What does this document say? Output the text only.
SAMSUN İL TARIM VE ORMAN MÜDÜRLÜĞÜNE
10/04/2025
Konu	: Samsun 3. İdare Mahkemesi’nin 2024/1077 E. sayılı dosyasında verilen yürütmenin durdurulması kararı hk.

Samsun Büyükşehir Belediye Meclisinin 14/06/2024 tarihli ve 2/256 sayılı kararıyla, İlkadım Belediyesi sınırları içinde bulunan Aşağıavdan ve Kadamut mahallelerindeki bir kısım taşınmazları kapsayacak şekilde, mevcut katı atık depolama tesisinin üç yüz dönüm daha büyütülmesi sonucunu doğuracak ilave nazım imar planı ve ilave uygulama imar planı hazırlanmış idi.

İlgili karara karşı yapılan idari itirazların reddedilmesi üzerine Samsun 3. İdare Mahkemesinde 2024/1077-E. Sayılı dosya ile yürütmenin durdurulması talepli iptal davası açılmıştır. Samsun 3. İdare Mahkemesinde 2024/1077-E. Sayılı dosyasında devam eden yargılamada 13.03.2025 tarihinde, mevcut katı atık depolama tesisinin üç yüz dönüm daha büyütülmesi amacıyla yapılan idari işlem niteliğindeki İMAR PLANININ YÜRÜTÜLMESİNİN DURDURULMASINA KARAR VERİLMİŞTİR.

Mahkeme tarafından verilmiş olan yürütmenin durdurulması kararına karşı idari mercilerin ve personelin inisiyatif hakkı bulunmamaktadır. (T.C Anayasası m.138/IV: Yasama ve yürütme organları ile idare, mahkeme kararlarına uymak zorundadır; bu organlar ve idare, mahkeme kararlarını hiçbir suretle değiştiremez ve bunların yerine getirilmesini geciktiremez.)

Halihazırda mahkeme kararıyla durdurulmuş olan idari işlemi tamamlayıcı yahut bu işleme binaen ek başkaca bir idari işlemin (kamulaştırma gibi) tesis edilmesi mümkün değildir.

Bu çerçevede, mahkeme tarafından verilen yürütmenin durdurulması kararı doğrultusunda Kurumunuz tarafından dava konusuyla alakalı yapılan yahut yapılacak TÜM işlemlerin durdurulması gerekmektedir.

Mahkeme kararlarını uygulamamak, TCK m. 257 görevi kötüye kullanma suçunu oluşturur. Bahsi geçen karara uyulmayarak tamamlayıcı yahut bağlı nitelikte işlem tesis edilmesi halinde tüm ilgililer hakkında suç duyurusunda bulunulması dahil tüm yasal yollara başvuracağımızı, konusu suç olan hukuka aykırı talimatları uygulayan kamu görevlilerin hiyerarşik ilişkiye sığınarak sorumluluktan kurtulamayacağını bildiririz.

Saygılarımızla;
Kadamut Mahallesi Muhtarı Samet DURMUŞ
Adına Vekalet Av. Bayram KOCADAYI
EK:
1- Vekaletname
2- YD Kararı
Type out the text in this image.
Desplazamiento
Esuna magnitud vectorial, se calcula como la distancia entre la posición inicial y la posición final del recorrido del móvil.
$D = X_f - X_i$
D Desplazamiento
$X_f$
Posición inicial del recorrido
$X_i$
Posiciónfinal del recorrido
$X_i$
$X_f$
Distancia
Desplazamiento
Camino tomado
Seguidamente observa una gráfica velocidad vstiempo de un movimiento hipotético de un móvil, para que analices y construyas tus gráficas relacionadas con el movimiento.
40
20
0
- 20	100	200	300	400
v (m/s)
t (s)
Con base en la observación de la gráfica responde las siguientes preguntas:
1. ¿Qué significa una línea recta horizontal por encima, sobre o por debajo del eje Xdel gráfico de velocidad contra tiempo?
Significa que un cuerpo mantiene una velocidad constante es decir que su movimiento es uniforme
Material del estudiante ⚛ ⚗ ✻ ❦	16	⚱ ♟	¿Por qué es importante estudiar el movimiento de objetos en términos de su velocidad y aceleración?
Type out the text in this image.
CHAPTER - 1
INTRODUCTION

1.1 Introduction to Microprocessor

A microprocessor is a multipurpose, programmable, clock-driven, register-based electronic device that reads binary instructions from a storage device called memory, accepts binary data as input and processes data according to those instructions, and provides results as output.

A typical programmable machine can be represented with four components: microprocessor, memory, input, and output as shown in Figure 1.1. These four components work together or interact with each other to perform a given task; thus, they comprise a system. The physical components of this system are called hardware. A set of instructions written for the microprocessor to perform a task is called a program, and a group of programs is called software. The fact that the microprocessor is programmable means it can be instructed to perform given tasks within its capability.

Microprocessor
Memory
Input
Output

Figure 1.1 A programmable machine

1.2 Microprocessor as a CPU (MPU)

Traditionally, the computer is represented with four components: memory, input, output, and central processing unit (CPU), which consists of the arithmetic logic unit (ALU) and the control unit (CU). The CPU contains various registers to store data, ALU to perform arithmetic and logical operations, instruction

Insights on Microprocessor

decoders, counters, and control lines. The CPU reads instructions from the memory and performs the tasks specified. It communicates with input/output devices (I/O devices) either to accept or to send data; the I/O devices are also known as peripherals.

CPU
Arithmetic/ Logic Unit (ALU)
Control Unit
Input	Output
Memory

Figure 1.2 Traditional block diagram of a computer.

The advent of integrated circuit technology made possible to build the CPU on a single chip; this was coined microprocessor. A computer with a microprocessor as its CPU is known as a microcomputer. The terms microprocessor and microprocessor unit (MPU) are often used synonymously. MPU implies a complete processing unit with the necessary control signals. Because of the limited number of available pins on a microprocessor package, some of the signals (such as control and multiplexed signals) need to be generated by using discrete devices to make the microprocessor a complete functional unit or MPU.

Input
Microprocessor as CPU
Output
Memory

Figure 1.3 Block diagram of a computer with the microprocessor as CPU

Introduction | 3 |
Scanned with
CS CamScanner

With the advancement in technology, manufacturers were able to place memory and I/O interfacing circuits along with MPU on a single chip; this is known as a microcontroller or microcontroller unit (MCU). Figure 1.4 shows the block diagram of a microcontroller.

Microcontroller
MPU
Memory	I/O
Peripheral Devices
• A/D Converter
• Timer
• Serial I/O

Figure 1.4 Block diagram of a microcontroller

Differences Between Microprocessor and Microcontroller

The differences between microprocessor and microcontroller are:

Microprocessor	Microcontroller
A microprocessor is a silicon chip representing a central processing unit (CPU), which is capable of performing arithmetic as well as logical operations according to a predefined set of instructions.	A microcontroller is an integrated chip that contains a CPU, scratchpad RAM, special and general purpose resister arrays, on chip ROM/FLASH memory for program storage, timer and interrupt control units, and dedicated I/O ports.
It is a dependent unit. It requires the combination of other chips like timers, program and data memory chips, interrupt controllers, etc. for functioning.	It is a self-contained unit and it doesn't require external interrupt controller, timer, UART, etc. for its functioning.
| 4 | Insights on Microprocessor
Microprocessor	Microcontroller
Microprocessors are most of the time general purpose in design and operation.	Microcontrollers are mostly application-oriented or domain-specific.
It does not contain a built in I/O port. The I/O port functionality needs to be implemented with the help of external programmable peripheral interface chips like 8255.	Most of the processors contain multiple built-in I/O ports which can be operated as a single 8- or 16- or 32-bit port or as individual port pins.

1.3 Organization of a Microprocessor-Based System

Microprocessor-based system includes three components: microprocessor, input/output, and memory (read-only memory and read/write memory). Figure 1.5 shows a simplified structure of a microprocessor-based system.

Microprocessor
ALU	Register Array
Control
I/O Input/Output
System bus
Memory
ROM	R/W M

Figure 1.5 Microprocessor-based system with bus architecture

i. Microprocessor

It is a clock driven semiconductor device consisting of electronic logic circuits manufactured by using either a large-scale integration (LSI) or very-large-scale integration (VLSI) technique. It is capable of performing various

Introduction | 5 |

• [WORK TO COMPLETE]
Produce an exact copy of every entry above.

• [COMPLETE ANSWER]
What does this document say? Output the text only.
SAMSUN İL TARIM VE ORMAN MÜDÜRLÜĞÜNE
10/04/2025
Konu	: Samsun 3. İdare Mahkemesi’nin 2024/1077 E. sayılı dosyasında verilen yürütmenin durdurulması kararı hk.

Samsun Büyükşehir Belediye Meclisinin 14/06/2024 tarihli ve 2/256 sayılı kararıyla, İlkadım Belediyesi sınırları içinde bulunan Aşağıavdan ve Kadamut mahallelerindeki bir kısım taşınmazları kapsayacak şekilde, mevcut katı atık depolama tesisinin üç yüz dönüm daha büyütülmesi sonucunu doğuracak ilave nazım imar planı ve ilave uygulama imar planı hazırlanmış idi.

İlgili karara karşı yapılan idari itirazların reddedilmesi üzerine Samsun 3. İdare Mahkemesinde 2024/1077-E. Sayılı dosya ile yürütmenin durdurulması talepli iptal davası açılmıştır. Samsun 3. İdare Mahkemesinde 2024/1077-E. Sayılı dosyasında devam eden yargılamada 13.03.2025 tarihinde, mevcut katı atık depolama tesisinin üç yüz dönüm daha büyütülmesi amacıyla yapılan idari işlem niteliğindeki İMAR PLANININ YÜRÜTÜLMESİNİN DURDURULMASINA KARAR VERİLMİŞTİR.

Mahkeme tarafından verilmiş olan yürütmenin durdurulması kararına karşı idari mercilerin ve personelin inisiyatif hakkı bulunmamaktadır. (T.C Anayasası m.138/IV: Yasama ve yürütme organları ile idare, mahkeme kararlarına uymak zorundadır; bu organlar ve idare, mahkeme kararlarını hiçbir suretle değiştiremez ve bunların yerine getirilmesini geciktiremez.)

Halihazırda mahkeme kararıyla durdurulmuş olan idari işlemi tamamlayıcı yahut bu işleme binaen ek başkaca bir idari işlemin (kamulaştırma gibi) tesis edilmesi mümkün değildir.

Bu çerçevede, mahkeme tarafından verilen yürütmenin durdurulması kararı doğrultusunda Kurumunuz tarafından dava konusuyla alakalı yapılan yahut yapılacak TÜM işlemlerin durdurulması gerekmektedir.

Mahkeme kararlarını uygulamamak, TCK m. 257 görevi kötüye kullanma suçunu oluşturur. Bahsi geçen karara uyulmayarak tamamlayıcı yahut bağlı nitelikte işlem tesis edilmesi halinde tüm ilgililer hakkında suç duyurusunda bulunulması dahil tüm yasal yollara başvuracağımızı, konusu suç olan hukuka aykırı talimatları uygulayan kamu görevlilerin hiyerarşik ilişkiye sığınarak sorumluluktan kurtulamayacağını bildiririz.

Saygılarımızla;
Kadamut Mahallesi Muhtarı Samet DURMUŞ
Adına Vekalet Av. Bayram KOCADAYI
EK:
1- Vekaletname
2- YD Kararı
Type out the text in this image.
Desplazamiento
Esuna magnitud vectorial, se calcula como la distancia entre la posición inicial y la posición final del recorrido del móvil.
$D = X_f - X_i$
D Desplazamiento
$X_f$
Posición inicial del recorrido
$X_i$
Posiciónfinal del recorrido
$X_i$
$X_f$
Distancia
Desplazamiento
Camino tomado
Seguidamente observa una gráfica velocidad vstiempo de un movimiento hipotético de un móvil, para que analices y construyas tus gráficas relacionadas con el movimiento.
40
20
0
- 20	100	200	300	400
v (m/s)
t (s)
Con base en la observación de la gráfica responde las siguientes preguntas:
1. ¿Qué significa una línea recta horizontal por encima, sobre o por debajo del eje Xdel gráfico de velocidad contra tiempo?
Significa que un cuerpo mantiene una velocidad constante es decir que su movimiento es uniforme
Material del estudiante ⚛ ⚗ ✻ ❦	16	⚱ ♟	¿Por qué es importante estudiar el movimiento de objetos en términos de su velocidad y aceleración?
Type out the text in this image.
CHAPTER - 1
INTRODUCTION

1.1 Introduction to Microprocessor

A microprocessor is a multipurpose, programmable, clock-driven, register-based electronic device that reads binary instructions from a storage device called memory, accepts binary data as input and processes data according to those instructions, and provides results as output.

A typical programmable machine can be represented with four components: microprocessor, memory, input, and output as shown in Figure 1.1. These four components work together or interact with each other to perform a given task; thus, they comprise a system. The physical components of this system are called hardware. A set of instructions written for the microprocessor to perform a task is called a program, and a group of programs is called software. The fact that the microprocessor is programmable means it can be instructed to perform given tasks within its capability.

Microprocessor
Memory
Input
Output

Figure 1.1 A programmable machine

1.2 Microprocessor as a CPU (MPU)

Traditionally, the computer is represented with four components: memory, input, output, and central processing unit (CPU), which consists of the arithmetic logic unit (ALU) and the control unit (CU). The CPU contains various registers to store data, ALU to perform arithmetic and logical operations, instruction

Insights on Microprocessor

decoders, counters, and control lines. The CPU reads instructions from the memory and performs the tasks specified. It communicates with input/output devices (I/O devices) either to accept or to send data; the I/O devices are also known as peripherals.

CPU
Arithmetic/ Logic Unit (ALU)
Control Unit
Input	Output
Memory

Figure 1.2 Traditional block diagram of a computer.

The advent of integrated circuit technology made possible to build the CPU on a single chip; this was coined microprocessor. A computer with a microprocessor as its CPU is known as a microcomputer. The terms microprocessor and microprocessor unit (MPU) are often used synonymously. MPU implies a complete processing unit with the necessary control signals. Because of the limited number of available pins on a microprocessor package, some of the signals (such as control and multiplexed signals) need to be generated by using discrete devices to make the microprocessor a complete functional unit or MPU.

Input
Microprocessor as CPU
Output
Memory

Figure 1.3 Block diagram of a computer with the microprocessor as CPU

Introduction | 3 |
Scanned with
CS CamScanner

With the advancement in technology, manufacturers were able to place memory and I/O interfacing circuits along with MPU on a single chip; this is known as a microcontroller or microcontroller unit (MCU). Figure 1.4 shows the block diagram of a microcontroller.

Microcontroller
MPU
Memory	I/O
Peripheral Devices
• A/D Converter
• Timer
• Serial I/O

Figure 1.4 Block diagram of a microcontroller

Differences Between Microprocessor and Microcontroller

The differences between microprocessor and microcontroller are:

Microprocessor	Microcontroller
A microprocessor is a silicon chip representing a central processing unit (CPU), which is capable of performing arithmetic as well as logical operations according to a predefined set of instructions.	A microcontroller is an integrated chip that contains a CPU, scratchpad RAM, special and general purpose resister arrays, on chip ROM/FLASH memory for program storage, timer and interrupt control units, and dedicated I/O ports.
It is a dependent unit. It requires the combination of other chips like timers, program and data memory chips, interrupt controllers, etc. for functioning.	It is a self-contained unit and it doesn't require external interrupt controller, timer, UART, etc. for its functioning.
| 4 | Insights on Microprocessor
Microprocessor	Microcontroller
Microprocessors are most of the time general purpose in design and operation.	Microcontrollers are mostly application-oriented or domain-specific.
It does not contain a built in I/O port. The I/O port functionality needs to be implemented with the help of external programmable peripheral interface chips like 8255.	Most of the processors contain multiple built-in I/O ports which can be operated as a single 8- or 16- or 32-bit port or as individual port pins.

1.3 Organization of a Microprocessor-Based System

Microprocessor-based system includes three components: microprocessor, input/output, and memory (read-only memory and read/write memory). Figure 1.5 shows a simplified structure of a microprocessor-based system.

Microprocessor
ALU	Register Array
Control
I/O Input/Output
System bus
Memory
ROM	R/W M

Figure 1.5 Microprocessor-based system with bus architecture

i. Microprocessor

It is a clock driven semiconductor device consisting of electronic logic circuits manufactured by using either a large-scale integration (LSI) or very-large-scale integration (VLSI) technique. It is capable of performing various

Introduction | 5 |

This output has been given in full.